**EXERCISE REQUIREMENTS:** Look through the data below. Pick out the lines holding the string "pages".

··· PROVIDED DATA ···

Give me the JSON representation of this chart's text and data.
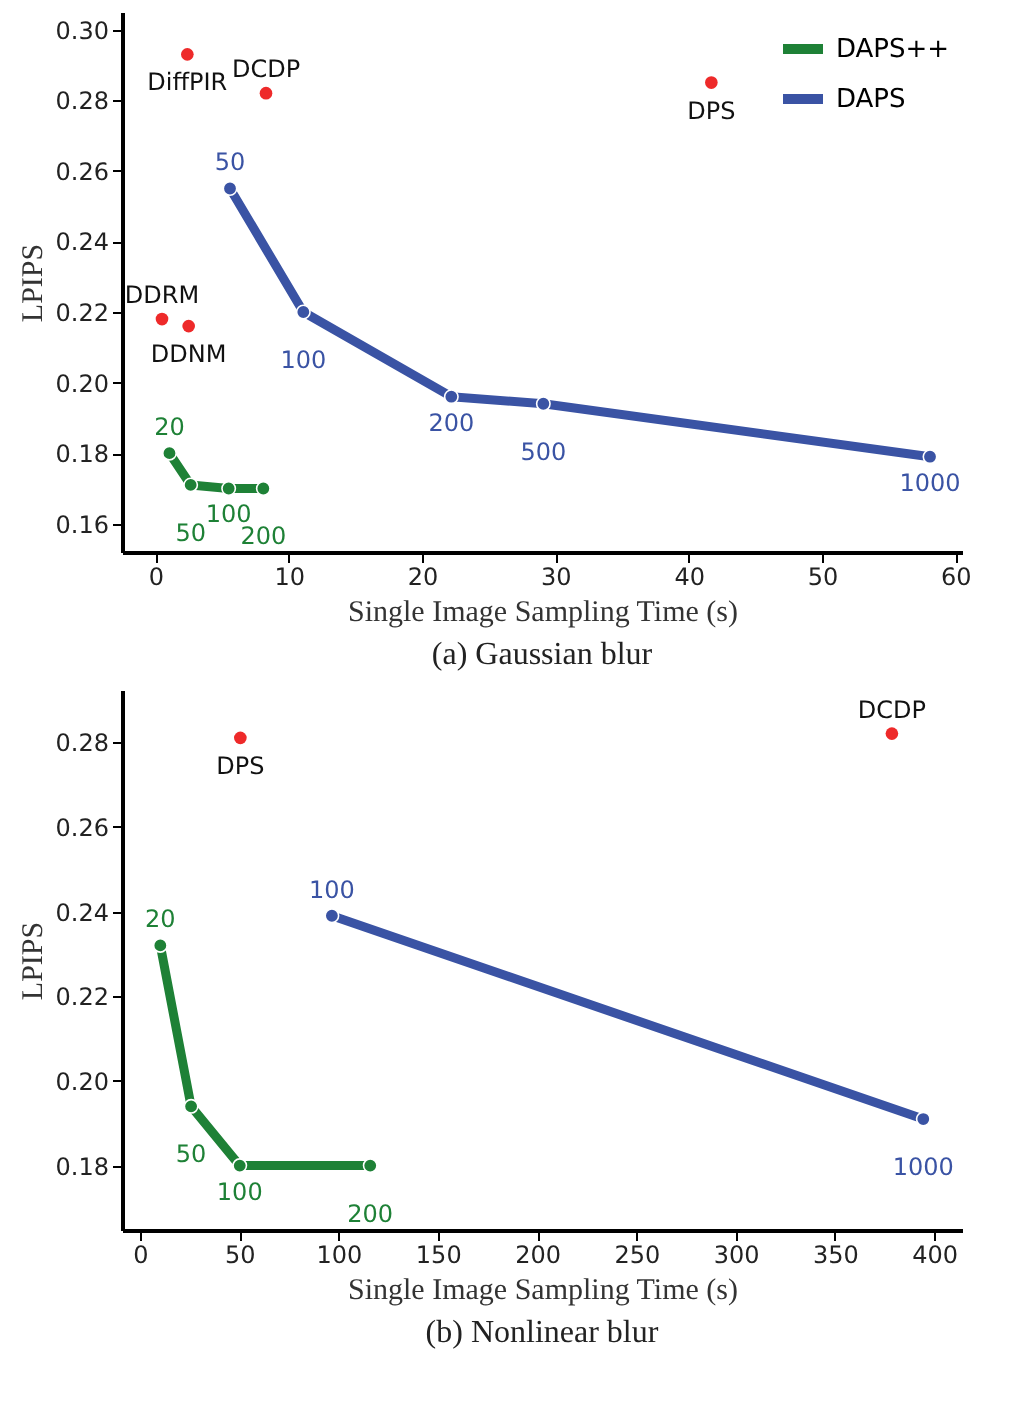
{
  "chart_data": [
    {
      "type": "line",
      "title": "(a) Gaussian blur",
      "xlabel": "Single Image Sampling Time (s)",
      "ylabel": "LPIPS",
      "xlim": [
        -2.5,
        60.5
      ],
      "ylim": [
        0.152,
        0.305
      ],
      "xticks": [
        0,
        10,
        20,
        30,
        40,
        50,
        60
      ],
      "yticks": [
        {
          "value": 0.16,
          "label": "0.16"
        },
        {
          "value": 0.18,
          "label": "0.18"
        },
        {
          "value": 0.2,
          "label": "0.20"
        },
        {
          "value": 0.22,
          "label": "0.22"
        },
        {
          "value": 0.24,
          "label": "0.24"
        },
        {
          "value": 0.26,
          "label": "0.26"
        },
        {
          "value": 0.28,
          "label": "0.28"
        },
        {
          "value": 0.3,
          "label": "0.30"
        }
      ],
      "legend": "top right",
      "marker": "circle",
      "grid": false,
      "series": [
        {
          "name": "DAPS++",
          "color": "#1e8136",
          "x": [
            1.06,
            2.65,
            5.5,
            8.1
          ],
          "values": [
            0.18,
            0.171,
            0.17,
            0.17
          ]
        },
        {
          "name": "DAPS",
          "color": "#3a53a4",
          "x": [
            5.6,
            11.1,
            22.2,
            29.1,
            58.1
          ],
          "values": [
            0.255,
            0.22,
            0.196,
            0.194,
            0.179
          ]
        },
        {
          "type": "scatter",
          "color": "#ee2a2a",
          "x": [
            2.4,
            8.3,
            41.7,
            0.5,
            2.5
          ],
          "values": [
            0.293,
            0.282,
            0.285,
            0.218,
            0.216
          ]
        }
      ],
      "annotations": [
        {
          "text": "20",
          "x": 1.06,
          "y": 0.18
        },
        {
          "text": "50",
          "x": 2.65,
          "y": 0.171
        },
        {
          "text": "100",
          "x": 5.5,
          "y": 0.17
        },
        {
          "text": "200",
          "x": 8.1,
          "y": 0.17
        },
        {
          "text": "50",
          "x": 5.6,
          "y": 0.255
        },
        {
          "text": "100",
          "x": 11.1,
          "y": 0.22
        },
        {
          "text": "200",
          "x": 22.2,
          "y": 0.196
        },
        {
          "text": "500",
          "x": 29.1,
          "y": 0.194
        },
        {
          "text": "1000",
          "x": 58.1,
          "y": 0.179
        },
        {
          "text": "DiffPIR",
          "x": 2.4,
          "y": 0.293
        },
        {
          "text": "DCDP",
          "x": 8.3,
          "y": 0.282
        },
        {
          "text": "DPS",
          "x": 41.7,
          "y": 0.285
        },
        {
          "text": "DDRM",
          "x": 0.5,
          "y": 0.218
        },
        {
          "text": "DDNM",
          "x": 2.5,
          "y": 0.216
        }
      ]
    },
    {
      "type": "line",
      "title": "(b) Nonlinear blur",
      "xlabel": "Single Image Sampling Time (s)",
      "ylabel": "LPIPS",
      "xlim": [
        -9,
        414
      ],
      "ylim": [
        0.1648,
        0.2923
      ],
      "xticks": [
        0,
        50,
        100,
        150,
        200,
        250,
        300,
        350,
        400
      ],
      "yticks": [
        {
          "value": 0.18,
          "label": "0.18"
        },
        {
          "value": 0.2,
          "label": "0.20"
        },
        {
          "value": 0.22,
          "label": "0.22"
        },
        {
          "value": 0.24,
          "label": "0.24"
        },
        {
          "value": 0.26,
          "label": "0.26"
        },
        {
          "value": 0.28,
          "label": "0.28"
        }
      ],
      "marker": "circle",
      "grid": false,
      "series": [
        {
          "color": "#1e8136",
          "x": [
            10.3,
            25.8,
            50.3,
            116
          ],
          "values": [
            0.232,
            0.194,
            0.18,
            0.18
          ]
        },
        {
          "color": "#3a53a4",
          "x": [
            96.7,
            394.5
          ],
          "values": [
            0.239,
            0.191
          ]
        },
        {
          "type": "scatter",
          "color": "#ee2a2a",
          "x": [
            50.6,
            378.7
          ],
          "values": [
            0.281,
            0.282
          ]
        }
      ],
      "annotations": [
        {
          "text": "20",
          "x": 10.3,
          "y": 0.232
        },
        {
          "text": "50",
          "x": 25.8,
          "y": 0.194
        },
        {
          "text": "100",
          "x": 50.3,
          "y": 0.18
        },
        {
          "text": "200",
          "x": 116,
          "y": 0.18
        },
        {
          "text": "100",
          "x": 96.7,
          "y": 0.239
        },
        {
          "text": "1000",
          "x": 394.5,
          "y": 0.191
        },
        {
          "text": "DPS",
          "x": 50.6,
          "y": 0.281
        },
        {
          "text": "DCDP",
          "x": 378.7,
          "y": 0.282
        }
      ]
    }
  ]
}
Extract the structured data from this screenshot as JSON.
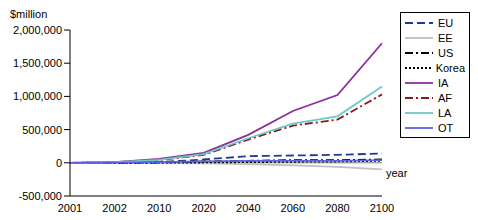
{
  "chart_data": {
    "type": "line",
    "y_label": "$million",
    "x_label": "year",
    "categories": [
      "2001",
      "2002",
      "2010",
      "2020",
      "2040",
      "2060",
      "2080",
      "2100"
    ],
    "ylim": [
      -500000,
      2000000
    ],
    "yticks": [
      {
        "value": -500000,
        "label": "-500,000"
      },
      0,
      {
        "value": 500000,
        "label": "500,000"
      },
      {
        "value": 1000000,
        "label": "1,000,000"
      },
      {
        "value": 1500000,
        "label": "1,500,000"
      },
      {
        "value": 2000000,
        "label": "2,000,000"
      }
    ],
    "grid": false,
    "legend": "right",
    "series": [
      {
        "name": "EU",
        "color": "#1f3a93",
        "line_style": "dashed",
        "values": [
          0,
          2000,
          10000,
          50000,
          100000,
          110000,
          120000,
          140000
        ]
      },
      {
        "name": "EE",
        "color": "#c0c0c0",
        "line_style": "solid",
        "values": [
          0,
          0,
          0,
          -10000,
          -20000,
          -40000,
          -60000,
          -100000
        ]
      },
      {
        "name": "US",
        "color": "#000000",
        "line_style": "dashdot",
        "values": [
          0,
          0,
          5000,
          20000,
          30000,
          40000,
          40000,
          50000
        ]
      },
      {
        "name": "Korea",
        "color": "#000000",
        "line_style": "dotted",
        "values": [
          0,
          0,
          2000,
          5000,
          10000,
          15000,
          20000,
          30000
        ]
      },
      {
        "name": "IA",
        "color": "#8b2f9c",
        "line_style": "solid",
        "values": [
          0,
          10000,
          60000,
          150000,
          420000,
          780000,
          1020000,
          1800000
        ]
      },
      {
        "name": "AF",
        "color": "#8b1a1a",
        "line_style": "dashdot",
        "values": [
          0,
          8000,
          40000,
          120000,
          350000,
          560000,
          650000,
          1030000
        ]
      },
      {
        "name": "LA",
        "color": "#70c8c8",
        "line_style": "solid",
        "values": [
          0,
          8000,
          45000,
          130000,
          370000,
          590000,
          700000,
          1150000
        ]
      },
      {
        "name": "OT",
        "color": "#6060e0",
        "line_style": "solid",
        "values": [
          0,
          2000,
          10000,
          20000,
          30000,
          30000,
          30000,
          40000
        ]
      }
    ]
  }
}
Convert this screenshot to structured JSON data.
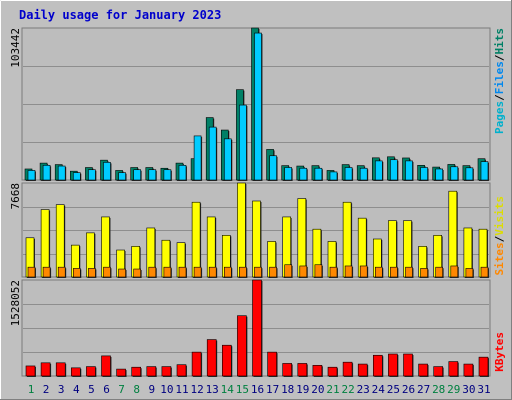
{
  "title": "Daily usage for January 2023",
  "colors": {
    "background": "#c0c0c0",
    "panel": "#bdbdbd",
    "title": "#0000cc",
    "hits": "#008066",
    "files": "#00ccff",
    "pages": "#00b0cc",
    "sites": "#ff8800",
    "visits": "#ffff00",
    "kbytes": "#ff0000",
    "day_weekday": "#000080",
    "day_weekend": "#008040"
  },
  "chart_data": [
    {
      "type": "bar",
      "panel": "hits-files-pages",
      "y_axis_label": "103442",
      "side_label": {
        "pages": "Pages",
        "sep1": "/",
        "files": "Files",
        "sep2": "/",
        "hits": "Hits"
      },
      "ylim": [
        0,
        103442
      ],
      "categories": [
        "1",
        "2",
        "3",
        "4",
        "5",
        "6",
        "7",
        "8",
        "9",
        "10",
        "11",
        "12",
        "13",
        "14",
        "15",
        "16",
        "17",
        "18",
        "19",
        "20",
        "21",
        "22",
        "23",
        "24",
        "25",
        "26",
        "27",
        "28",
        "29",
        "30",
        "31"
      ],
      "series": [
        {
          "key": "hits",
          "values": [
            7500,
            11500,
            10500,
            6000,
            8500,
            13500,
            6500,
            8500,
            8500,
            8000,
            11500,
            14500,
            42500,
            34000,
            61500,
            103442,
            20800,
            9800,
            9500,
            9800,
            6500,
            10500,
            9800,
            15100,
            15800,
            15000,
            10000,
            8800,
            10600,
            9800,
            14500
          ]
        },
        {
          "key": "files",
          "values": [
            6500,
            10000,
            9500,
            5000,
            7000,
            12000,
            5000,
            7000,
            7000,
            7000,
            10000,
            30000,
            36000,
            28000,
            51000,
            100000,
            16500,
            8500,
            8000,
            8000,
            5500,
            8500,
            8000,
            13000,
            13800,
            13000,
            8500,
            7500,
            9000,
            8300,
            12500
          ]
        }
      ]
    },
    {
      "type": "bar",
      "panel": "visits-sites",
      "y_axis_label": "7668",
      "side_label": {
        "sites": "Sites",
        "sep": "/",
        "visits": "Visits"
      },
      "ylim": [
        0,
        7668
      ],
      "categories": [
        "1",
        "2",
        "3",
        "4",
        "5",
        "6",
        "7",
        "8",
        "9",
        "10",
        "11",
        "12",
        "13",
        "14",
        "15",
        "16",
        "17",
        "18",
        "19",
        "20",
        "21",
        "22",
        "23",
        "24",
        "25",
        "26",
        "27",
        "28",
        "29",
        "30",
        "31"
      ],
      "series": [
        {
          "key": "visits",
          "values": [
            3200,
            5500,
            5900,
            2600,
            3600,
            4900,
            2200,
            2500,
            4000,
            3000,
            2800,
            6100,
            4900,
            3400,
            7668,
            6200,
            2900,
            4900,
            6400,
            3900,
            2900,
            6100,
            4800,
            3100,
            4600,
            4600,
            2500,
            3400,
            7000,
            4000,
            3900
          ]
        },
        {
          "key": "sites",
          "values": [
            800,
            800,
            800,
            700,
            700,
            800,
            650,
            650,
            800,
            800,
            800,
            800,
            800,
            800,
            800,
            800,
            800,
            1000,
            900,
            1000,
            800,
            900,
            900,
            800,
            800,
            800,
            700,
            800,
            900,
            700,
            800
          ]
        }
      ]
    },
    {
      "type": "bar",
      "panel": "kbytes",
      "y_axis_label": "1528052",
      "side_label": {
        "kbytes": "KBytes"
      },
      "ylim": [
        0,
        1528052
      ],
      "categories": [
        "1",
        "2",
        "3",
        "4",
        "5",
        "6",
        "7",
        "8",
        "9",
        "10",
        "11",
        "12",
        "13",
        "14",
        "15",
        "16",
        "17",
        "18",
        "19",
        "20",
        "21",
        "22",
        "23",
        "24",
        "25",
        "26",
        "27",
        "28",
        "29",
        "30",
        "31"
      ],
      "series": [
        {
          "key": "kbytes",
          "values": [
            160000,
            210000,
            210000,
            130000,
            150000,
            320000,
            110000,
            140000,
            150000,
            150000,
            180000,
            380000,
            580000,
            490000,
            960000,
            1528052,
            380000,
            200000,
            200000,
            170000,
            140000,
            220000,
            190000,
            330000,
            350000,
            350000,
            190000,
            150000,
            230000,
            190000,
            300000
          ]
        }
      ]
    }
  ],
  "weekend_days": [
    1,
    7,
    8,
    14,
    15,
    21,
    22,
    28,
    29
  ]
}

···

**PROBLEM SOLUTION:**
    "pages": "#00b0cc",
      "panel": "hits-files-pages",
        "pages": "Pages",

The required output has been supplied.